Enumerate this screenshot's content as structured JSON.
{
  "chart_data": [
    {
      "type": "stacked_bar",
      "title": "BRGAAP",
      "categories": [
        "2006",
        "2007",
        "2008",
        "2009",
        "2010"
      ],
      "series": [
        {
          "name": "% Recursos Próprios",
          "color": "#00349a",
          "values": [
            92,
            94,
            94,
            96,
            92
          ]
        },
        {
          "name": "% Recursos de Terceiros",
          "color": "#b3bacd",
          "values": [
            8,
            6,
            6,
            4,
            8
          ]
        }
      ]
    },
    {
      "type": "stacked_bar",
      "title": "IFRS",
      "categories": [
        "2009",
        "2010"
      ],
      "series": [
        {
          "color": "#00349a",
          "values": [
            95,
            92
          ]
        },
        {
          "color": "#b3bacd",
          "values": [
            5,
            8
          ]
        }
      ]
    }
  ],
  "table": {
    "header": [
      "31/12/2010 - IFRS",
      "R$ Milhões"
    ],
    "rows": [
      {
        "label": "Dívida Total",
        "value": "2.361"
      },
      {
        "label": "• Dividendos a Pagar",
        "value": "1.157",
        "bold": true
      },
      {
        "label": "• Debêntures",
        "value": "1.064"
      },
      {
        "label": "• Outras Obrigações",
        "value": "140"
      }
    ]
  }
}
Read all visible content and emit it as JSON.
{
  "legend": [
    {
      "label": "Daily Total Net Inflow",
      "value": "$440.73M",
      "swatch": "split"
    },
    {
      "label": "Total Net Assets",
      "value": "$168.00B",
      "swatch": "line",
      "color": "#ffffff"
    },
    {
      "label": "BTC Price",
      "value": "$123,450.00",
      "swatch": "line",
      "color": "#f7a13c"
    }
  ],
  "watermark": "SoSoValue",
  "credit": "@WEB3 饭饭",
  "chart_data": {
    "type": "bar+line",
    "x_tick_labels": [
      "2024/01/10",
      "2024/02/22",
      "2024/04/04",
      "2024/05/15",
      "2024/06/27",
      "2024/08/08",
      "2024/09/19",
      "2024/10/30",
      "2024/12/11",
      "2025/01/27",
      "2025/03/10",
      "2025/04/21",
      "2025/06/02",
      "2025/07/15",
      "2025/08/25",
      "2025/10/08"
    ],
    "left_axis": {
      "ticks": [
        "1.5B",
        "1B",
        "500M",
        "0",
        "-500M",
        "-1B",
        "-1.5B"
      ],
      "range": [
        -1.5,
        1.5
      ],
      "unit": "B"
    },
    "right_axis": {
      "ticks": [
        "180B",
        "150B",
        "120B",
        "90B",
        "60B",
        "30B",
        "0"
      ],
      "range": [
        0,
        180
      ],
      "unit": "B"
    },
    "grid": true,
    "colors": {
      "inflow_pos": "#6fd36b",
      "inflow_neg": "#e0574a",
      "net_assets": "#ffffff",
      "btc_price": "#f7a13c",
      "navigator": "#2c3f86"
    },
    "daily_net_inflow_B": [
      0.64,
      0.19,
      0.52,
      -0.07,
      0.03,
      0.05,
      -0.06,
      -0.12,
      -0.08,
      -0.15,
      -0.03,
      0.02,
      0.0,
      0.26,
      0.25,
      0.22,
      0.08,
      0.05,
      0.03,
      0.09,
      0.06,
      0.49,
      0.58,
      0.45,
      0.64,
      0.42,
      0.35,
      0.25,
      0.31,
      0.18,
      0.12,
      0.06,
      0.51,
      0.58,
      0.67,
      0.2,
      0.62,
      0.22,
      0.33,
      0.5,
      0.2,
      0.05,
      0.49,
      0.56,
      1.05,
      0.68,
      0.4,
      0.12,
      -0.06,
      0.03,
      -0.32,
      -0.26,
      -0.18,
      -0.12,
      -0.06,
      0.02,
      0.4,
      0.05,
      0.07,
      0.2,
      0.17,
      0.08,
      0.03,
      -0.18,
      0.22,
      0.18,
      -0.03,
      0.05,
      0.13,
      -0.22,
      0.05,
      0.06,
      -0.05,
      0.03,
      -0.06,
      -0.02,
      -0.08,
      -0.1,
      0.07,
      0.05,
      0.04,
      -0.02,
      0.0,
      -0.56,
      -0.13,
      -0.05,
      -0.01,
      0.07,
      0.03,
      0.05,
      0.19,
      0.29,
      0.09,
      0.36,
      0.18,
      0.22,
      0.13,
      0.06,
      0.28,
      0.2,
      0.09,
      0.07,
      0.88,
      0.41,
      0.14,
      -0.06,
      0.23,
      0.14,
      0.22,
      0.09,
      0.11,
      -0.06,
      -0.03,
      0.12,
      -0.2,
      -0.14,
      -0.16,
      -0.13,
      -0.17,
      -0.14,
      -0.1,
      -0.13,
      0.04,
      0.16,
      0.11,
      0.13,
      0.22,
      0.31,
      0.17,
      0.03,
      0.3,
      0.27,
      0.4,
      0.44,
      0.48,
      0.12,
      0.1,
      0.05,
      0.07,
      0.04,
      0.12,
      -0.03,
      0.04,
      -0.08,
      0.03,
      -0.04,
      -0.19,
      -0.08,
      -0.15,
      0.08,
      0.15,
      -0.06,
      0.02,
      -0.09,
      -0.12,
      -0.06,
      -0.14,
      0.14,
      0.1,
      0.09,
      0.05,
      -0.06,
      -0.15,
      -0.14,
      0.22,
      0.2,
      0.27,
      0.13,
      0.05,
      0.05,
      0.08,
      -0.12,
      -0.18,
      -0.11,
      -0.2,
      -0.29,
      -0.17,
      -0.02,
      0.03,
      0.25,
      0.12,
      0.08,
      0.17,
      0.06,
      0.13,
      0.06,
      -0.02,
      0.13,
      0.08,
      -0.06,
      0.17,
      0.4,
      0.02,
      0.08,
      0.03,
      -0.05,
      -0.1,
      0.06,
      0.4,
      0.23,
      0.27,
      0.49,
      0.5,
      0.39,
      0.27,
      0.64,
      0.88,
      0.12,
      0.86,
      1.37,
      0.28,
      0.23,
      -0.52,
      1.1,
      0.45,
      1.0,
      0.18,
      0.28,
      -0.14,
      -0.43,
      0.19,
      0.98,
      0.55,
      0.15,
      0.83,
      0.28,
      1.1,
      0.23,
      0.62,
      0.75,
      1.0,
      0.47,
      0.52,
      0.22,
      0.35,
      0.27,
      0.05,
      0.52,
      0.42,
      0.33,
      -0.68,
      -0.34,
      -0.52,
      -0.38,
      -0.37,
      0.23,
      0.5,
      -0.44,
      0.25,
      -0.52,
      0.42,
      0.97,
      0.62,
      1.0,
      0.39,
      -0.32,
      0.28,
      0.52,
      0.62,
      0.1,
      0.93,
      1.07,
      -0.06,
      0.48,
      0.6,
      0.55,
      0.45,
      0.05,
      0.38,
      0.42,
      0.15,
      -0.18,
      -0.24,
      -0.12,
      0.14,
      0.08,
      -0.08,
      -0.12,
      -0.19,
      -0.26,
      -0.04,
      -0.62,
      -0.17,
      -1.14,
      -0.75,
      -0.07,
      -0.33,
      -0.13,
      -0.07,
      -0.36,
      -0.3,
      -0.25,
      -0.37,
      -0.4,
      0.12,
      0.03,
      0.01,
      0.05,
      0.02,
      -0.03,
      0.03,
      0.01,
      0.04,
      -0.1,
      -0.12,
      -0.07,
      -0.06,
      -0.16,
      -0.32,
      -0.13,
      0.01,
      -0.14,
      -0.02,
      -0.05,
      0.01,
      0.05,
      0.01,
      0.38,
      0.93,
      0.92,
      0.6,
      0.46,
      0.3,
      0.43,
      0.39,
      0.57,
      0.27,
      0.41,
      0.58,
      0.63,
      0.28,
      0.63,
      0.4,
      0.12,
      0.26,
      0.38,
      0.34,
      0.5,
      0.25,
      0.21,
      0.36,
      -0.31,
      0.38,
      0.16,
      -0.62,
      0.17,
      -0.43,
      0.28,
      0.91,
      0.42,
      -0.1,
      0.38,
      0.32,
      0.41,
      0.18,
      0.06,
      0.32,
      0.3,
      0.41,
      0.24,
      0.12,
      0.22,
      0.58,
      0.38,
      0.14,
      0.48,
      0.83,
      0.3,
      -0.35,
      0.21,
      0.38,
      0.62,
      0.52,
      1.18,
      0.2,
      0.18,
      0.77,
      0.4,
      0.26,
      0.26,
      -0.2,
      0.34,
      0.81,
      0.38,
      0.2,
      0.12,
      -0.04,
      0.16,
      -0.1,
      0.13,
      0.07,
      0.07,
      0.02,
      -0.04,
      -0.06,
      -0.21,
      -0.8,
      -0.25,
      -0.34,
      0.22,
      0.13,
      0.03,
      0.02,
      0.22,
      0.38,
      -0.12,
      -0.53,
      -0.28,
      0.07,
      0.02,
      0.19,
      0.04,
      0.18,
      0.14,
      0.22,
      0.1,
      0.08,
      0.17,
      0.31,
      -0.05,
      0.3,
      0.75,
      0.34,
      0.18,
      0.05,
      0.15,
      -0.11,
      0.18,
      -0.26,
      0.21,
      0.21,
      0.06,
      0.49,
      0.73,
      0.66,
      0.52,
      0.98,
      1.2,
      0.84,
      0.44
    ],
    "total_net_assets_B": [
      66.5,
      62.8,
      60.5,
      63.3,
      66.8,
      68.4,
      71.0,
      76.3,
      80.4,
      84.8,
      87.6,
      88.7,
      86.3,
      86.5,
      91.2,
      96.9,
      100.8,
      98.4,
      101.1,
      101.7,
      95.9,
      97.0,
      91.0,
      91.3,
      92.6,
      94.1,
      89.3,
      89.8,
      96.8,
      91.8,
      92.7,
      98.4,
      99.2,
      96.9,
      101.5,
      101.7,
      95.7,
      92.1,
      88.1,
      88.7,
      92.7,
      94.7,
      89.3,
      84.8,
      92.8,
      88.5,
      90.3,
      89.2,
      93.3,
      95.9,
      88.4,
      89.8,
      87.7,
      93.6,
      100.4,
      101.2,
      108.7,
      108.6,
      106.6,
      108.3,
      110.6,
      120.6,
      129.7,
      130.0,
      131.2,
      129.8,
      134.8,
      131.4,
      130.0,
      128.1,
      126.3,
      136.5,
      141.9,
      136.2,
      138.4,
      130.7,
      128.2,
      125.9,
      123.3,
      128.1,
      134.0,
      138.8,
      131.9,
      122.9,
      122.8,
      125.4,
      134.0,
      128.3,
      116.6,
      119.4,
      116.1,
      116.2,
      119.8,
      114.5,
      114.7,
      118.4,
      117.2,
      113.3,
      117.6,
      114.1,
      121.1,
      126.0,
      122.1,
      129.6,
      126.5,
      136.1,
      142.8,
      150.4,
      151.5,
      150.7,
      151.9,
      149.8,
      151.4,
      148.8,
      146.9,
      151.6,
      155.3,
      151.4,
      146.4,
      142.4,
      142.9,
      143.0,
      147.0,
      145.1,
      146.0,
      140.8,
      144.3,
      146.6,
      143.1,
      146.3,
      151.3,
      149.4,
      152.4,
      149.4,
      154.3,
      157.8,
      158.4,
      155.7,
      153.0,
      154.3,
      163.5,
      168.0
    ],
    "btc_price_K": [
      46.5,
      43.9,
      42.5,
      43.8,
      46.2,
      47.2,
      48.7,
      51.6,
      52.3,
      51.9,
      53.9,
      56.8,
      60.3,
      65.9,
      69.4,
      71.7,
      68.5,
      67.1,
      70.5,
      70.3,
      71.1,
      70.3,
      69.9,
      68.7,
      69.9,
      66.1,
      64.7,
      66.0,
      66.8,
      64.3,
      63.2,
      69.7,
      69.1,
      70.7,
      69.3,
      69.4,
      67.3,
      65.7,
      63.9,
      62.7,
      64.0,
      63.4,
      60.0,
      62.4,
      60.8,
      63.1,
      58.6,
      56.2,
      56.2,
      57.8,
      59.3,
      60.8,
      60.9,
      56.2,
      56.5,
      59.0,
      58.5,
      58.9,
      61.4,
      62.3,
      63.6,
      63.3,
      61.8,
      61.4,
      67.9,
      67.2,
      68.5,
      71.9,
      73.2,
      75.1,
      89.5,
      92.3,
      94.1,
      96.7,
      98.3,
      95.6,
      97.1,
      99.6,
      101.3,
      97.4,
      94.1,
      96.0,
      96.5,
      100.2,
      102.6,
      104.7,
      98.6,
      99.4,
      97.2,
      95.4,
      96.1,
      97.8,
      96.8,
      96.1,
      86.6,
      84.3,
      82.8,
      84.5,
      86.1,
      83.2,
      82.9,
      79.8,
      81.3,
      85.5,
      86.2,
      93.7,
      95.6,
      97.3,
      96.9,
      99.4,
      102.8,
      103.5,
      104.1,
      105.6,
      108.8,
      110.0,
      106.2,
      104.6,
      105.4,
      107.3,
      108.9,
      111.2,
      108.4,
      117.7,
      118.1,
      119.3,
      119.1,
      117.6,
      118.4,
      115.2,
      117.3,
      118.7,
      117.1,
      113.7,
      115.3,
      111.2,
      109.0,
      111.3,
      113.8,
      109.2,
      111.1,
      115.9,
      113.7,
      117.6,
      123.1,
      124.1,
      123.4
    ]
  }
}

--- Prompt ---
All lines of the data above that include the word "content" must be shown.

--- Answer to the problem ---
Enumerate this screenshot's content as structured JSON.
Read all visible content and emit it as JSON.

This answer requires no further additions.